→ **TEXT EXCERPT**:
After the War, Sickles served as U.S. Minister (Ambassador) to Spain, Chairman of the New York State Civil Service Commission, a Congressman, and ironically Sheriff of New York County. Late in life, officials removed Sickles from his post as Chairman of the New York Monuments Commission for corruption allegations.
Sickles was a leader in establishing the Gettysburg National Battlefield Park. Sickles died in New York City in May 1914, just a few months before the outbreak of World War I.
Moe Berg the Major League Assassin and Super Spy
No American had a more colorful World War II than Morris or “Moe” Berg. Berg was an oddball, from the start.
For instance, Berg was one of the few Jews to play Major League Baseball as a catcher for the Brooklyn Dodgers, Washington Senators, and Boston Red Sox. In addition, Berg was also one of the few Ivy League graduates (Princeton 1923) to play Major League Baseball.
If that wasn’t enough, Berg earned a law degree and supposedly spoke 12 languages. Yet he also played 16 seasons of Major League Baseball.

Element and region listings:
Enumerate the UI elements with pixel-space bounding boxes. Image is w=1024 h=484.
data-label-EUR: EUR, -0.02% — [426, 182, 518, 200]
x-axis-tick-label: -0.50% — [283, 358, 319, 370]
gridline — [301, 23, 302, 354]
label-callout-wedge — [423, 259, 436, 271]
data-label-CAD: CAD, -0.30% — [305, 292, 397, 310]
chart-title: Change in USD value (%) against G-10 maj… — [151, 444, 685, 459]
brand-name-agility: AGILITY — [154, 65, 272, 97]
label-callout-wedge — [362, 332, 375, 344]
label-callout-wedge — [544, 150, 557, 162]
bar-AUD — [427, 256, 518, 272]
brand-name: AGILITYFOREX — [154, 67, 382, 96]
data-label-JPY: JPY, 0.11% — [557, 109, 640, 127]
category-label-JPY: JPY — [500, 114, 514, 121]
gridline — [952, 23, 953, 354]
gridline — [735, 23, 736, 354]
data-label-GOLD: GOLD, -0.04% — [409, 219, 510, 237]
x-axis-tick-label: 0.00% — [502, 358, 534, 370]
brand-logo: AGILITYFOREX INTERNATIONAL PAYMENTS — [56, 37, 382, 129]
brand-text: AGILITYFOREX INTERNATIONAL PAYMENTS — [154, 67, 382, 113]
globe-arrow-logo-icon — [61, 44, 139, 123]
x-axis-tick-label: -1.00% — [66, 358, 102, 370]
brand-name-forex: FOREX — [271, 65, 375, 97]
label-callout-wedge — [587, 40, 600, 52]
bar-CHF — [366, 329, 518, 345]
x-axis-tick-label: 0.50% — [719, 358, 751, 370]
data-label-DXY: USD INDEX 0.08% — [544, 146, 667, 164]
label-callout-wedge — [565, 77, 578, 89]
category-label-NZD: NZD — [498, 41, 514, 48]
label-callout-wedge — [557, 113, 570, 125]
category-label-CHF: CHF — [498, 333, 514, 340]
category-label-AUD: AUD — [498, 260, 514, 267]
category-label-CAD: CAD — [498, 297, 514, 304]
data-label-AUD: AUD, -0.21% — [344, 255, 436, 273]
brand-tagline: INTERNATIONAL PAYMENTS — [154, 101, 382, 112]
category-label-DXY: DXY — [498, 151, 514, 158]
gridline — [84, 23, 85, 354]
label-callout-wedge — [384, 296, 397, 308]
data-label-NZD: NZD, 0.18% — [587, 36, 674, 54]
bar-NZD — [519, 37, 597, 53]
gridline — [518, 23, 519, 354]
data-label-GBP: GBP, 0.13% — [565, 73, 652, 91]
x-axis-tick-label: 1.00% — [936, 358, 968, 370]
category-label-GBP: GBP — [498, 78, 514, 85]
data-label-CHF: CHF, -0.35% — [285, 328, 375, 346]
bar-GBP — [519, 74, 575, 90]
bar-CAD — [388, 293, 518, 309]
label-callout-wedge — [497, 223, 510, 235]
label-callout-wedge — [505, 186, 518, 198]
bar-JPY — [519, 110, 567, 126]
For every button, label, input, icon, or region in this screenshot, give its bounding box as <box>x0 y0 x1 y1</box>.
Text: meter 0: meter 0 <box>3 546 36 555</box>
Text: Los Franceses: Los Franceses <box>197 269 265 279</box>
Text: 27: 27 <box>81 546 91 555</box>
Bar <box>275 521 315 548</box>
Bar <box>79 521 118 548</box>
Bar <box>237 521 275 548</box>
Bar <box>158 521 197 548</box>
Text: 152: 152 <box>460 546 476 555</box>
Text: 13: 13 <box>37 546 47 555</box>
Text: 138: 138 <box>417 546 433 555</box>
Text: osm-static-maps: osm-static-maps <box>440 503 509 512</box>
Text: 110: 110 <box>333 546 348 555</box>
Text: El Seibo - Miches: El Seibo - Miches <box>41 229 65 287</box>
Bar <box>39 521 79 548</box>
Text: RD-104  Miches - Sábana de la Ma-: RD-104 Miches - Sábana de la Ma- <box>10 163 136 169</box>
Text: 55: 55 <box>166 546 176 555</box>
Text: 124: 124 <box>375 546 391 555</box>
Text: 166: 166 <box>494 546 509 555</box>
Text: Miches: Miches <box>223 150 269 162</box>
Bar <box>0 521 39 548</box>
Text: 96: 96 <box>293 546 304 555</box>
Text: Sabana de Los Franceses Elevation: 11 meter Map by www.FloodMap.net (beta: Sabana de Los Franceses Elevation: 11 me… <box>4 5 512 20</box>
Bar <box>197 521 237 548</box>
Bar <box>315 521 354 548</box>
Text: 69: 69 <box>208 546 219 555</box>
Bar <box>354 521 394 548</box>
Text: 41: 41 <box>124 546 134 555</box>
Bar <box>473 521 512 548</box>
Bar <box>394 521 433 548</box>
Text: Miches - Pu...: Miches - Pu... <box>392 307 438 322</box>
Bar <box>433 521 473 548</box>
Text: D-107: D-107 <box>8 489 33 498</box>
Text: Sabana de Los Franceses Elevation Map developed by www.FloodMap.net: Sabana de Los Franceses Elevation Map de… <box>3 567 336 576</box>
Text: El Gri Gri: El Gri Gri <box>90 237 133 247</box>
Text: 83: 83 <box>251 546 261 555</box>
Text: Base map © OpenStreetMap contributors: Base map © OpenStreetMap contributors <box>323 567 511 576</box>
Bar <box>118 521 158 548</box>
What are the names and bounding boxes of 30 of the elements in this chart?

...

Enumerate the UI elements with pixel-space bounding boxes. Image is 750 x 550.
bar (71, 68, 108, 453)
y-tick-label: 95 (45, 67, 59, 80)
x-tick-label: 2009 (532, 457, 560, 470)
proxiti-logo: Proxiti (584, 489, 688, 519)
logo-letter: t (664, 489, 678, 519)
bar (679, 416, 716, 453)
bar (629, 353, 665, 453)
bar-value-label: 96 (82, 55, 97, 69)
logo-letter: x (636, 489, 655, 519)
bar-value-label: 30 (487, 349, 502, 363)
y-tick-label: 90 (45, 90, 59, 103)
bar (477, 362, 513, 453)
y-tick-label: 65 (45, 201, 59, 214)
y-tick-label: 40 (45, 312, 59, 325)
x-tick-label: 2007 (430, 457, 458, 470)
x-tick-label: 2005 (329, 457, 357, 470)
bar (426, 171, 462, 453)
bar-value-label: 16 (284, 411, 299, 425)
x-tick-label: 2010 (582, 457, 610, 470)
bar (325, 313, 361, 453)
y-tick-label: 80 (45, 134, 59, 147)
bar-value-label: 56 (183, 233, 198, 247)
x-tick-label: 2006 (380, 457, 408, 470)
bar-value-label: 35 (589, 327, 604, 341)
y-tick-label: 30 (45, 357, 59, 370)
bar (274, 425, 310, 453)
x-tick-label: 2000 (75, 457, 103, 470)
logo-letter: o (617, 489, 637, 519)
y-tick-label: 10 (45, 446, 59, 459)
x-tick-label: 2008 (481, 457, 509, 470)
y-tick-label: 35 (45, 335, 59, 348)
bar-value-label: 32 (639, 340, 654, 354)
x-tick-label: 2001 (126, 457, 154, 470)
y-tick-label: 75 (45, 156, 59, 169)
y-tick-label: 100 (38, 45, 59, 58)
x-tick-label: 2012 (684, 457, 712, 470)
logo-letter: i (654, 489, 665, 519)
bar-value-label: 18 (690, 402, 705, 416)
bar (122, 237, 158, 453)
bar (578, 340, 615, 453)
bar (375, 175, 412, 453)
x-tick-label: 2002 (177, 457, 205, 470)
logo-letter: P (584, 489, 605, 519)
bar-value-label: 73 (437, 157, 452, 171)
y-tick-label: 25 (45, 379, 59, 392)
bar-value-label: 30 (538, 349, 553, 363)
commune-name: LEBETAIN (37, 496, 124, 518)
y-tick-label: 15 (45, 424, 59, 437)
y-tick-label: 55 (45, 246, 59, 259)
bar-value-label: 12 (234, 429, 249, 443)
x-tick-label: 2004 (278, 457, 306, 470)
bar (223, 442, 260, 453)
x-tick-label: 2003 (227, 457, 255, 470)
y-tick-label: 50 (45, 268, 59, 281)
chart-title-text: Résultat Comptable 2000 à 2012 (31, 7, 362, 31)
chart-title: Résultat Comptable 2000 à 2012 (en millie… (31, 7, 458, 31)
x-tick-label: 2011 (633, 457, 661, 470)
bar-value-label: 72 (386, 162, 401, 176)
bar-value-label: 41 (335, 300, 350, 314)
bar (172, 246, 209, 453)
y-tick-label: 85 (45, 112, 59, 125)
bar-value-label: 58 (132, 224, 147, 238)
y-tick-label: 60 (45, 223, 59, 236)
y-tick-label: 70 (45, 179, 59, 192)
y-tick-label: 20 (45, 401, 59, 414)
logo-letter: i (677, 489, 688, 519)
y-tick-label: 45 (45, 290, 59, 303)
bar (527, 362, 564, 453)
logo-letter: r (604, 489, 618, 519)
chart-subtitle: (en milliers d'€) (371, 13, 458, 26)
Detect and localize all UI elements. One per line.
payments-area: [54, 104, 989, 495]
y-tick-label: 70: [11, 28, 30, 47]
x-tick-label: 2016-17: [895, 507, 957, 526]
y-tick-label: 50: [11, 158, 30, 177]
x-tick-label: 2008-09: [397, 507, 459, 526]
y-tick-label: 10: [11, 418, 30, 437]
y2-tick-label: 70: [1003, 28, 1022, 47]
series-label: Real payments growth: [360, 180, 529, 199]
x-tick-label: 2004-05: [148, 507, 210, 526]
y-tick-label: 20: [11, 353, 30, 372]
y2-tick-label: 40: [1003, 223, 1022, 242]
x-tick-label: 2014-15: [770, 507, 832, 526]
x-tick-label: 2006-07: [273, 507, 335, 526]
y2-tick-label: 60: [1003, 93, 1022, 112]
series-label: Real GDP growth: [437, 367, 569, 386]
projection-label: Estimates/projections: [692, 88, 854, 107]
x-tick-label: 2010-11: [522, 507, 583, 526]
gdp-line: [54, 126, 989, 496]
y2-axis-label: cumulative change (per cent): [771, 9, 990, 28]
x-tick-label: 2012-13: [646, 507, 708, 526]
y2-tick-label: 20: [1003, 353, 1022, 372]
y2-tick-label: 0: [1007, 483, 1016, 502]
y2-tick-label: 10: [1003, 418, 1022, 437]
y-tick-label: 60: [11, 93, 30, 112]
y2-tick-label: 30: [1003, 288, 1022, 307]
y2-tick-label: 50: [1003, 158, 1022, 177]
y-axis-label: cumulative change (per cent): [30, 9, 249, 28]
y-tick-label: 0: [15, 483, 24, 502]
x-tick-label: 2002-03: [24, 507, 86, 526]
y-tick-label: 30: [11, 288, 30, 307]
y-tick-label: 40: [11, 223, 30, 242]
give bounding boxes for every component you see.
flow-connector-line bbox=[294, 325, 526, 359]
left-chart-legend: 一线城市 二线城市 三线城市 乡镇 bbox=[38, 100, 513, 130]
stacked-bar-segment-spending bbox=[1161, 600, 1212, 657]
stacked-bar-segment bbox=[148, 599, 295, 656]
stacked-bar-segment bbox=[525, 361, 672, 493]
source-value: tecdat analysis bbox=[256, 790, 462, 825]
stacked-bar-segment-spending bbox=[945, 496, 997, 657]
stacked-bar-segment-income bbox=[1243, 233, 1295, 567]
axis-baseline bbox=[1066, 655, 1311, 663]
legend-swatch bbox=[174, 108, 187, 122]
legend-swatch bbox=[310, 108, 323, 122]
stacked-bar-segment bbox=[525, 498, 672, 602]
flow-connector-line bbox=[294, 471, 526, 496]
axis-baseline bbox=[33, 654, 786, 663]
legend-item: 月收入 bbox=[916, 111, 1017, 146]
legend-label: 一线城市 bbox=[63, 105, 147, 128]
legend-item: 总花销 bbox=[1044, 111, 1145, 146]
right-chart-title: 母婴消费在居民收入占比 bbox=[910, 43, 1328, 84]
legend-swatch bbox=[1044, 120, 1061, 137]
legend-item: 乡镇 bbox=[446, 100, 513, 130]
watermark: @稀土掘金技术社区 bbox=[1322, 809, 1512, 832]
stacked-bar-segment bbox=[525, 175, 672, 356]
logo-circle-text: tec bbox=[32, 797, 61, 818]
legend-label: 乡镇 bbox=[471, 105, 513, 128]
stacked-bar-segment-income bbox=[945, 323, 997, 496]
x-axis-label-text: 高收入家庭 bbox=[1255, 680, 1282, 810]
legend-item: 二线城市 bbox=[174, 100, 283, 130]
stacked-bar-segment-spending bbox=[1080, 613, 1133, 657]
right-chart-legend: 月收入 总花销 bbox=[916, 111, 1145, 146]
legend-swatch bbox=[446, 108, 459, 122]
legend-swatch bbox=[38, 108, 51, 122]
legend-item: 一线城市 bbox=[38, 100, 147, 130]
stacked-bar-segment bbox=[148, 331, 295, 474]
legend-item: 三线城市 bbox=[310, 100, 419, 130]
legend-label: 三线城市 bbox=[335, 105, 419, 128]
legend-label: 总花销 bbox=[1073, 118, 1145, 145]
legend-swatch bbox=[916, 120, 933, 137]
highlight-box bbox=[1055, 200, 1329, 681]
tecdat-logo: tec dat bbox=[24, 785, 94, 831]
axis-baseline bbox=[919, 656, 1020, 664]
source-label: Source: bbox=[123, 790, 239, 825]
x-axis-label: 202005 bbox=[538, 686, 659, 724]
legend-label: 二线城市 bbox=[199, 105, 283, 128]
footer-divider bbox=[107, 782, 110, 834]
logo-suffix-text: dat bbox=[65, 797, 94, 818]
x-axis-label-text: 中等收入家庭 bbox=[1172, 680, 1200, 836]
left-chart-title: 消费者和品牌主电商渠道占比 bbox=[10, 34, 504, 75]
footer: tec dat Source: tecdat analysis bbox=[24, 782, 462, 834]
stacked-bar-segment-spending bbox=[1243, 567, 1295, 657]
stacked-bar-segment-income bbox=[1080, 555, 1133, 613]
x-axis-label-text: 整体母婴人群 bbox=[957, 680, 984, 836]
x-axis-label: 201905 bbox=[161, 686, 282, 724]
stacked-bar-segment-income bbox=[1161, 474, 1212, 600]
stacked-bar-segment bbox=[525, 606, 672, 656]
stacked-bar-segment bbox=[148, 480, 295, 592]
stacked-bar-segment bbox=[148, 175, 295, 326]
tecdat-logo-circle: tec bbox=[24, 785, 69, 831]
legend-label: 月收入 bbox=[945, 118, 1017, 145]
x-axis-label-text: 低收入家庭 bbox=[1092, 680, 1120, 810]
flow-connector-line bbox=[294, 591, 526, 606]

→ **THE EXERCISE**:
Please answer these questions from the text excerpt above the data:
1. In what city and in what month and year did Sickles die?
2. Which university did Berg graduate from, and in what year?
3. How many seasons of Major League Baseball did Berg play?

→ **WRITTEN REPLY**:
1. New York City, in May 1914.
2. Princeton, in 1923.
3. 16 seasons.